#### What you should do
Pull out every line below that holds the word "Sent".
___ Records for the task
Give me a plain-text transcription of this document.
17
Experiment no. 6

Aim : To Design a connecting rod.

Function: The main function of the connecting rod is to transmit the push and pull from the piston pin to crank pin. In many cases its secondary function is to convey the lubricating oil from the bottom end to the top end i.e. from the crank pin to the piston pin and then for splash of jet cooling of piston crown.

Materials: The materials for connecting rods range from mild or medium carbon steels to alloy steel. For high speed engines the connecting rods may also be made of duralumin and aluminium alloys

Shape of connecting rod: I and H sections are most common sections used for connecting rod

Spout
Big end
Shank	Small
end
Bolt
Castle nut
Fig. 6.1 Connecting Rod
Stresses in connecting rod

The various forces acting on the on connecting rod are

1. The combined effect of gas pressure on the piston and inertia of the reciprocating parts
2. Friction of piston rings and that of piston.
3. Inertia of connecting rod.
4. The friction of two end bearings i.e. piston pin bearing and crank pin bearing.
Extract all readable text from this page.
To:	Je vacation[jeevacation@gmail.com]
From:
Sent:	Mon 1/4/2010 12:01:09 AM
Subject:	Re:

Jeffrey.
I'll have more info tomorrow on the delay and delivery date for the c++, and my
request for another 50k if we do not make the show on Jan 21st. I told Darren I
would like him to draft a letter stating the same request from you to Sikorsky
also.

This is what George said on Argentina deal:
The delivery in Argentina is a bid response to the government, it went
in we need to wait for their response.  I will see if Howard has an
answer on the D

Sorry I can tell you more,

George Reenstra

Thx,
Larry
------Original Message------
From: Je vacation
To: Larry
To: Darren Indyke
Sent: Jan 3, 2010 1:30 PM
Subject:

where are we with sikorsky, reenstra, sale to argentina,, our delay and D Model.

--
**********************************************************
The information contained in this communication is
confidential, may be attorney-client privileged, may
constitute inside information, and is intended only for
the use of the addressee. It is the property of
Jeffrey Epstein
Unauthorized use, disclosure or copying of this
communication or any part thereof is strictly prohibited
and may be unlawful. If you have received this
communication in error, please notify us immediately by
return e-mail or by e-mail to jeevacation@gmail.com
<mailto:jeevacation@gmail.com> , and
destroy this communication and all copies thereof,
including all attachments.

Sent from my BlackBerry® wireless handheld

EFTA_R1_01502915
______
___ Records for the task
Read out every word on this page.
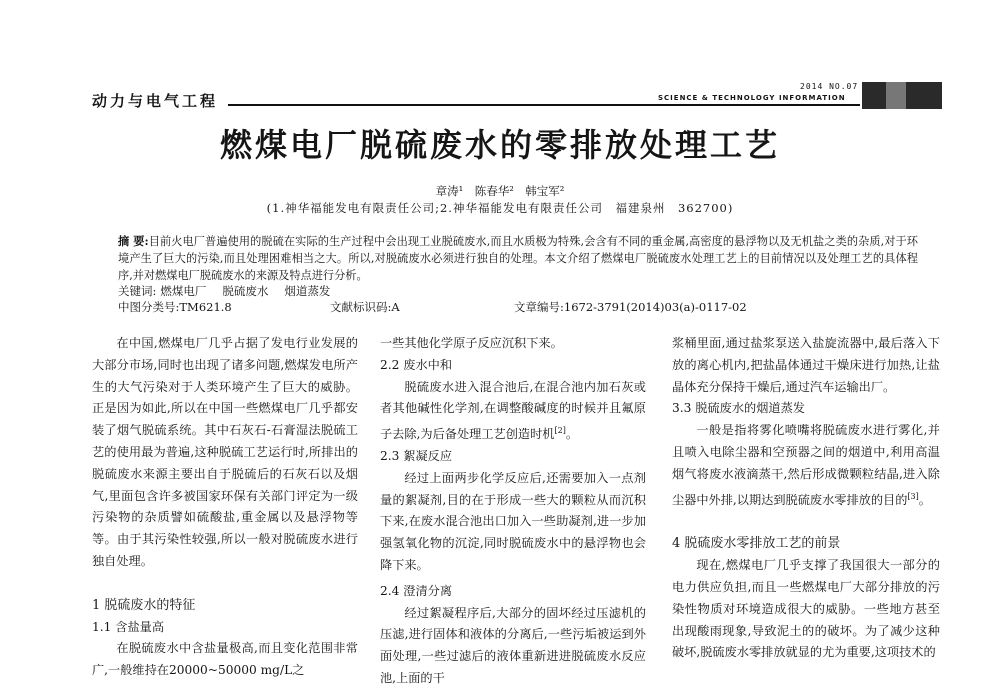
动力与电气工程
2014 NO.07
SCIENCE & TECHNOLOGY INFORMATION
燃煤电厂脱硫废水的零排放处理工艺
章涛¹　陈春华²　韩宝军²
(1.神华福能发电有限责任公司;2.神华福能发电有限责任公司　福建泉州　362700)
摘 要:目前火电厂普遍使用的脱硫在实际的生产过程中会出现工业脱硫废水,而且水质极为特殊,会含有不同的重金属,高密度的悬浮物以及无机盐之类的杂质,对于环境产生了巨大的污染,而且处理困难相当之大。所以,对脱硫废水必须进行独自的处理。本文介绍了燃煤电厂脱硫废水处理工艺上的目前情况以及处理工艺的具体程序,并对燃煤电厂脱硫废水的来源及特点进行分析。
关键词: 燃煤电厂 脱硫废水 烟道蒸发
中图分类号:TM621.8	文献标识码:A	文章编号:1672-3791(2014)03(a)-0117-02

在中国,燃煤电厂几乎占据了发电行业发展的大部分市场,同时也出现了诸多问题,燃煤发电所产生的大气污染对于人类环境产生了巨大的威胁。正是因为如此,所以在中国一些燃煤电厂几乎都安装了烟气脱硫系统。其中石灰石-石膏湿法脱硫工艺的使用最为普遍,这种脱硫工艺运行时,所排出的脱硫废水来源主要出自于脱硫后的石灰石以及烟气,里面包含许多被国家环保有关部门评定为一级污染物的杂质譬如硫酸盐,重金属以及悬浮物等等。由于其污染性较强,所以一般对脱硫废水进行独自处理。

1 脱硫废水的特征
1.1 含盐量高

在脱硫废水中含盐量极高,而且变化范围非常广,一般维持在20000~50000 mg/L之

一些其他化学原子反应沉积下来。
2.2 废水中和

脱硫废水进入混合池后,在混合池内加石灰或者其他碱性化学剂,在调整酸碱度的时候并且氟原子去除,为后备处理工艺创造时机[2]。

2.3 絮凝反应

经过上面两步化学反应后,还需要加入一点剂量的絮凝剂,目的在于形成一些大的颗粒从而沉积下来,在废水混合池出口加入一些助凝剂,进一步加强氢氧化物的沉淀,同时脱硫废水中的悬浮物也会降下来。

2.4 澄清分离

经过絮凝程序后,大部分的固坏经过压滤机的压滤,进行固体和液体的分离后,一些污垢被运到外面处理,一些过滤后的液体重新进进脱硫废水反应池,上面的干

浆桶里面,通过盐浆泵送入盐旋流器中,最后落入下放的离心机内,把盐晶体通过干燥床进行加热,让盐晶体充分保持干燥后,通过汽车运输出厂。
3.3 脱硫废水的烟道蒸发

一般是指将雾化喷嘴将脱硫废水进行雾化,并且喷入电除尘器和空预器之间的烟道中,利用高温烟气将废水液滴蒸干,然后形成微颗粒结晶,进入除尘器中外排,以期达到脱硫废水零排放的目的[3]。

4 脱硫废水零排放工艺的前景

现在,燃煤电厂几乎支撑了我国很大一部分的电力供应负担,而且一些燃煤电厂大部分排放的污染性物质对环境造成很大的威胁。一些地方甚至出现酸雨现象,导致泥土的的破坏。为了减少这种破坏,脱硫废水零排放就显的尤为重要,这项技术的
______
#### Result
Sent:	Mon 1/4/2010 12:01:09 AM
Sent: Jan 3, 2010 1:30 PM
Sent from my BlackBerry® wireless handheld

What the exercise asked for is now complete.